What you have to do:
The records below must be copied in full; omit the images.

Supplied material:

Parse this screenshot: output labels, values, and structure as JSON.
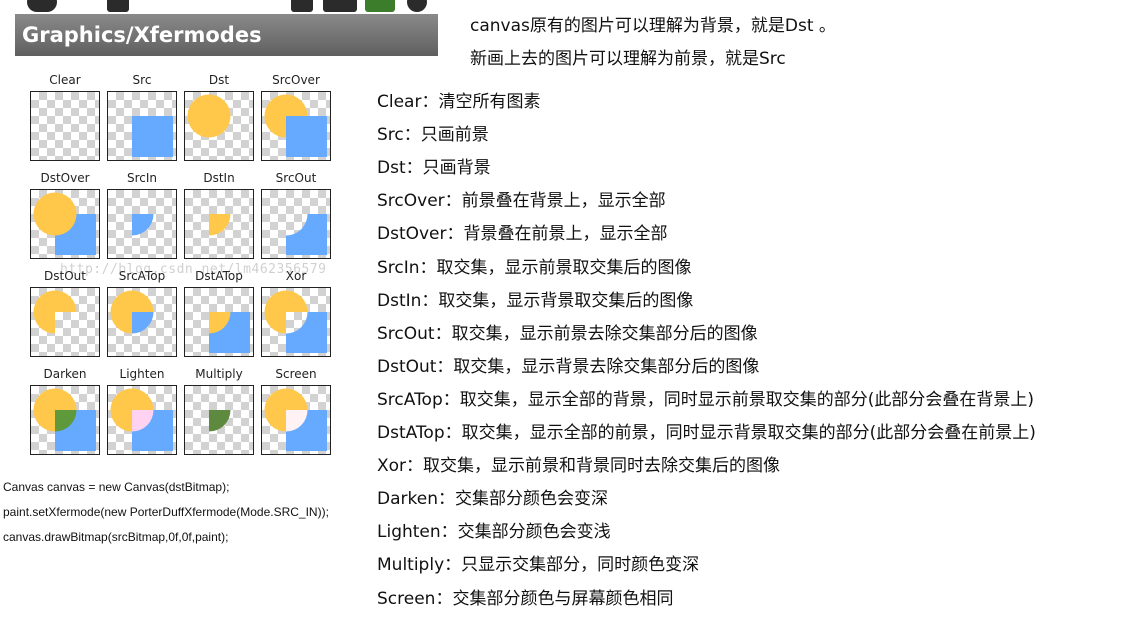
{
  "app": {
    "title": "Graphics/Xfermodes"
  },
  "modes": [
    {
      "label": "Clear",
      "kind": "clear"
    },
    {
      "label": "Src",
      "kind": "src"
    },
    {
      "label": "Dst",
      "kind": "dst"
    },
    {
      "label": "SrcOver",
      "kind": "srcover"
    },
    {
      "label": "DstOver",
      "kind": "dstover"
    },
    {
      "label": "SrcIn",
      "kind": "srcin"
    },
    {
      "label": "DstIn",
      "kind": "dstin"
    },
    {
      "label": "SrcOut",
      "kind": "srcout"
    },
    {
      "label": "DstOut",
      "kind": "dstout"
    },
    {
      "label": "SrcATop",
      "kind": "srcatop"
    },
    {
      "label": "DstATop",
      "kind": "dstatop"
    },
    {
      "label": "Xor",
      "kind": "xor"
    },
    {
      "label": "Darken",
      "kind": "darken"
    },
    {
      "label": "Lighten",
      "kind": "lighten"
    },
    {
      "label": "Multiply",
      "kind": "multiply"
    },
    {
      "label": "Screen",
      "kind": "screen"
    }
  ],
  "colors": {
    "dst_circle": "#ffc84a",
    "src_square": "#66aaff",
    "darken": "#5e9a3c",
    "lighten": "#ffd2f2",
    "multiply": "#5e8a40",
    "screen": "#fff2f4"
  },
  "code_lines": [
    "Canvas canvas = new Canvas(dstBitmap);",
    "paint.setXfermode(new PorterDuffXfermode(Mode.SRC_IN));",
    "canvas.drawBitmap(srcBitmap,0f,0f,paint);"
  ],
  "watermark": "http://blog.csdn.net/lm462356579",
  "intro": [
    "canvas原有的图片可以理解为背景，就是Dst 。",
    "新画上去的图片可以理解为前景，就是Src"
  ],
  "descriptions": [
    "Clear：清空所有图素",
    "Src：只画前景",
    "Dst：只画背景",
    "SrcOver：前景叠在背景上，显示全部",
    "DstOver：背景叠在前景上，显示全部",
    "SrcIn：取交集，显示前景取交集后的图像",
    "DstIn：取交集，显示背景取交集后的图像",
    "SrcOut：取交集，显示前景去除交集部分后的图像",
    "DstOut：取交集，显示背景去除交集部分后的图像",
    "SrcATop：取交集，显示全部的背景，同时显示前景取交集的部分(此部分会叠在背景上)",
    "DstATop：取交集，显示全部的前景，同时显示背景取交集的部分(此部分会叠在前景上)",
    "Xor：取交集，显示前景和背景同时去除交集后的图像",
    "Darken：交集部分颜色会变深",
    "Lighten：交集部分颜色会变浅",
    "Multiply：只显示交集部分，同时颜色变深",
    "Screen：交集部分颜色与屏幕颜色相同"
  ]
}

Exercise answer:
Parse this screenshot: output labels, values, and structure as JSON.
{
  "app": {
    "title": "Graphics/Xfermodes"
  },
  "modes": [
    {
      "label": "Clear",
      "kind": "clear"
    },
    {
      "label": "Src",
      "kind": "src"
    },
    {
      "label": "Dst",
      "kind": "dst"
    },
    {
      "label": "SrcOver",
      "kind": "srcover"
    },
    {
      "label": "DstOver",
      "kind": "dstover"
    },
    {
      "label": "SrcIn",
      "kind": "srcin"
    },
    {
      "label": "DstIn",
      "kind": "dstin"
    },
    {
      "label": "SrcOut",
      "kind": "srcout"
    },
    {
      "label": "DstOut",
      "kind": "dstout"
    },
    {
      "label": "SrcATop",
      "kind": "srcatop"
    },
    {
      "label": "DstATop",
      "kind": "dstatop"
    },
    {
      "label": "Xor",
      "kind": "xor"
    },
    {
      "label": "Darken",
      "kind": "darken"
    },
    {
      "label": "Lighten",
      "kind": "lighten"
    },
    {
      "label": "Multiply",
      "kind": "multiply"
    },
    {
      "label": "Screen",
      "kind": "screen"
    }
  ],
  "colors": {
    "dst_circle": "#ffc84a",
    "src_square": "#66aaff",
    "darken": "#5e9a3c",
    "lighten": "#ffd2f2",
    "multiply": "#5e8a40",
    "screen": "#fff2f4"
  },
  "code_lines": [
    "Canvas canvas = new Canvas(dstBitmap);",
    "paint.setXfermode(new PorterDuffXfermode(Mode.SRC_IN));",
    "canvas.drawBitmap(srcBitmap,0f,0f,paint);"
  ],
  "watermark": "http://blog.csdn.net/lm462356579",
  "intro": [
    "canvas原有的图片可以理解为背景，就是Dst 。",
    "新画上去的图片可以理解为前景，就是Src"
  ],
  "descriptions": [
    "Clear：清空所有图素",
    "Src：只画前景",
    "Dst：只画背景",
    "SrcOver：前景叠在背景上，显示全部",
    "DstOver：背景叠在前景上，显示全部",
    "SrcIn：取交集，显示前景取交集后的图像",
    "DstIn：取交集，显示背景取交集后的图像",
    "SrcOut：取交集，显示前景去除交集部分后的图像",
    "DstOut：取交集，显示背景去除交集部分后的图像",
    "SrcATop：取交集，显示全部的背景，同时显示前景取交集的部分(此部分会叠在背景上)",
    "DstATop：取交集，显示全部的前景，同时显示背景取交集的部分(此部分会叠在前景上)",
    "Xor：取交集，显示前景和背景同时去除交集后的图像",
    "Darken：交集部分颜色会变深",
    "Lighten：交集部分颜色会变浅",
    "Multiply：只显示交集部分，同时颜色变深",
    "Screen：交集部分颜色与屏幕颜色相同"
  ]
}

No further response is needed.